• WHAT YOU NEED TO DO
Can you print the data exactly and leave out each image?

(Rows from a figure dataset)
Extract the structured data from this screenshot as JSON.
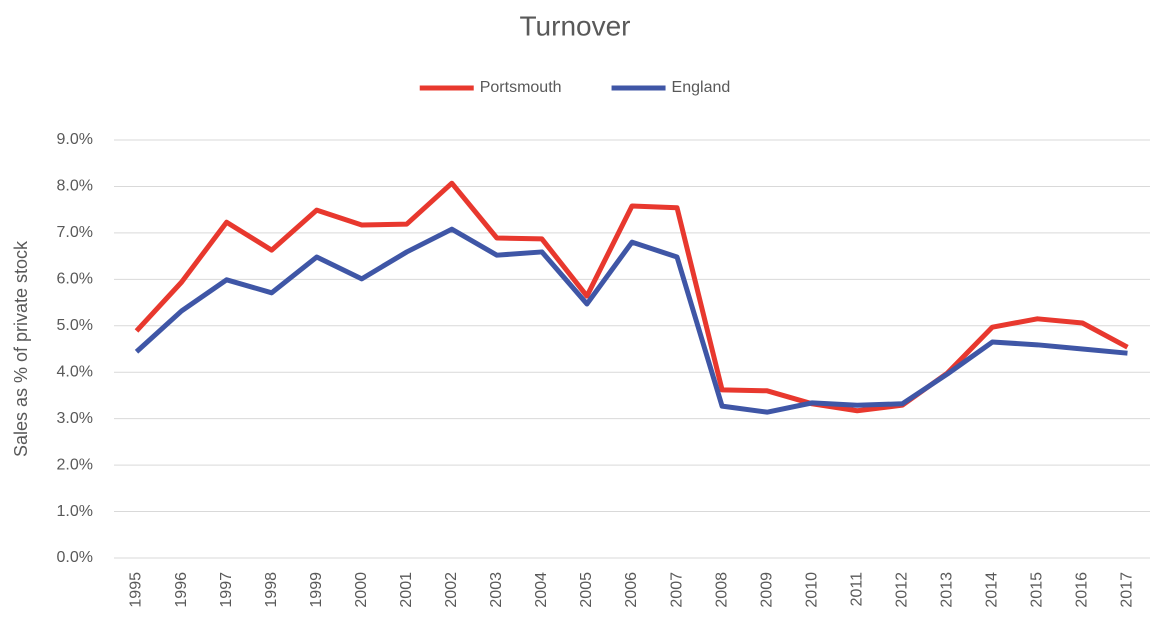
{
  "chart_data": {
    "type": "line",
    "title": "Turnover",
    "y_label": "Sales as % of private stock",
    "categories": [
      "1995",
      "1996",
      "1997",
      "1998",
      "1999",
      "2000",
      "2001",
      "2002",
      "2003",
      "2004",
      "2005",
      "2006",
      "2007",
      "2008",
      "2009",
      "2010",
      "2011",
      "2012",
      "2013",
      "2014",
      "2015",
      "2016",
      "2017"
    ],
    "series": [
      {
        "name": "Portsmouth",
        "color": "#e8382e",
        "values": [
          4.89,
          5.94,
          7.23,
          6.63,
          7.49,
          7.17,
          7.19,
          8.07,
          6.89,
          6.87,
          5.64,
          7.58,
          7.54,
          3.62,
          3.6,
          3.32,
          3.17,
          3.29,
          3.98,
          4.97,
          5.15,
          5.06,
          4.54
        ]
      },
      {
        "name": "England",
        "color": "#3f56a6",
        "values": [
          4.44,
          5.32,
          5.99,
          5.71,
          6.48,
          6.01,
          6.59,
          7.08,
          6.52,
          6.59,
          5.47,
          6.8,
          6.48,
          3.27,
          3.14,
          3.34,
          3.29,
          3.32,
          3.96,
          4.65,
          4.59,
          4.5,
          4.41
        ]
      }
    ],
    "ylim": [
      0,
      9
    ],
    "yticks": [
      {
        "value": 0,
        "label": "0.0%"
      },
      {
        "value": 1,
        "label": "1.0%"
      },
      {
        "value": 2,
        "label": "2.0%"
      },
      {
        "value": 3,
        "label": "3.0%"
      },
      {
        "value": 4,
        "label": "4.0%"
      },
      {
        "value": 5,
        "label": "5.0%"
      },
      {
        "value": 6,
        "label": "6.0%"
      },
      {
        "value": 7,
        "label": "7.0%"
      },
      {
        "value": 8,
        "label": "8.0%"
      },
      {
        "value": 9,
        "label": "9.0%"
      }
    ],
    "grid": true,
    "legend": "top"
  }
}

• RESULT
Extract the structured data from this screenshot as JSON.
{
  "chart_data": {
    "type": "line",
    "title": "Turnover",
    "y_label": "Sales as % of private stock",
    "categories": [
      "1995",
      "1996",
      "1997",
      "1998",
      "1999",
      "2000",
      "2001",
      "2002",
      "2003",
      "2004",
      "2005",
      "2006",
      "2007",
      "2008",
      "2009",
      "2010",
      "2011",
      "2012",
      "2013",
      "2014",
      "2015",
      "2016",
      "2017"
    ],
    "series": [
      {
        "name": "Portsmouth",
        "color": "#e8382e",
        "values": [
          4.89,
          5.94,
          7.23,
          6.63,
          7.49,
          7.17,
          7.19,
          8.07,
          6.89,
          6.87,
          5.64,
          7.58,
          7.54,
          3.62,
          3.6,
          3.32,
          3.17,
          3.29,
          3.98,
          4.97,
          5.15,
          5.06,
          4.54
        ]
      },
      {
        "name": "England",
        "color": "#3f56a6",
        "values": [
          4.44,
          5.32,
          5.99,
          5.71,
          6.48,
          6.01,
          6.59,
          7.08,
          6.52,
          6.59,
          5.47,
          6.8,
          6.48,
          3.27,
          3.14,
          3.34,
          3.29,
          3.32,
          3.96,
          4.65,
          4.59,
          4.5,
          4.41
        ]
      }
    ],
    "ylim": [
      0,
      9
    ],
    "yticks": [
      {
        "value": 0,
        "label": "0.0%"
      },
      {
        "value": 1,
        "label": "1.0%"
      },
      {
        "value": 2,
        "label": "2.0%"
      },
      {
        "value": 3,
        "label": "3.0%"
      },
      {
        "value": 4,
        "label": "4.0%"
      },
      {
        "value": 5,
        "label": "5.0%"
      },
      {
        "value": 6,
        "label": "6.0%"
      },
      {
        "value": 7,
        "label": "7.0%"
      },
      {
        "value": 8,
        "label": "8.0%"
      },
      {
        "value": 9,
        "label": "9.0%"
      }
    ],
    "grid": true,
    "legend": "top"
  }
}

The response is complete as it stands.